Given instruction:
Copy all the material below, exactly as it stands.

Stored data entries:

"""

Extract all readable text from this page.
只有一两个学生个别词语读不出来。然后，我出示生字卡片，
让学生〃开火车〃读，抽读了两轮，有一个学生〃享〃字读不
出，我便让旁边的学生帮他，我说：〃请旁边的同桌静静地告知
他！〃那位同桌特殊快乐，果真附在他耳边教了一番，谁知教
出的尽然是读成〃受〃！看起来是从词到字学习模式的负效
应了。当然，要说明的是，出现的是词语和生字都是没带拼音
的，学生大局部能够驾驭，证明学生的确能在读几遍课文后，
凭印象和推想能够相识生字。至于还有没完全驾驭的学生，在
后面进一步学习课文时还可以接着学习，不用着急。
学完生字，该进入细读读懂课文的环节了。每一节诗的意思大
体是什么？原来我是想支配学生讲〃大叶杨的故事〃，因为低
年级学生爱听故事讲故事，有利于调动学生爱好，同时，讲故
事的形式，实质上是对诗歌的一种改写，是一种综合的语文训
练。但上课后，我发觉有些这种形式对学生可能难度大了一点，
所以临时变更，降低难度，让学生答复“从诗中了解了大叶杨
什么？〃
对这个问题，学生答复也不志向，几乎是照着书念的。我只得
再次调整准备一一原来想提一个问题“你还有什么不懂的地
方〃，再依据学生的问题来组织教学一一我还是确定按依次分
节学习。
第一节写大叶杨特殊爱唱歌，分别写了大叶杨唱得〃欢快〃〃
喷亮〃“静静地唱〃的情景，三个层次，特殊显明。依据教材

"""

Exercise response:
Extract all readable text from this page.
只有一两个学生个别词语读不出来。然后，我出示生字卡片，
让学生〃开火车〃读，抽读了两轮，有一个学生〃享〃字读不
出，我便让旁边的学生帮他，我说：〃请旁边的同桌静静地告知
他！〃那位同桌特殊快乐，果真附在他耳边教了一番，谁知教
出的尽然是读成〃受〃！看起来是从词到字学习模式的负效
应了。当然，要说明的是，出现的是词语和生字都是没带拼音
的，学生大局部能够驾驭，证明学生的确能在读几遍课文后，
凭印象和推想能够相识生字。至于还有没完全驾驭的学生，在
后面进一步学习课文时还可以接着学习，不用着急。
学完生字，该进入细读读懂课文的环节了。每一节诗的意思大
体是什么？原来我是想支配学生讲〃大叶杨的故事〃，因为低
年级学生爱听故事讲故事，有利于调动学生爱好，同时，讲故
事的形式，实质上是对诗歌的一种改写，是一种综合的语文训
练。但上课后，我发觉有些这种形式对学生可能难度大了一点，
所以临时变更，降低难度，让学生答复“从诗中了解了大叶杨
什么？〃
对这个问题，学生答复也不志向，几乎是照着书念的。我只得
再次调整准备一一原来想提一个问题“你还有什么不懂的地
方〃，再依据学生的问题来组织教学一一我还是确定按依次分
节学习。
第一节写大叶杨特殊爱唱歌，分别写了大叶杨唱得〃欢快〃〃
喷亮〃“静静地唱〃的情景，三个层次，特殊显明。依据教材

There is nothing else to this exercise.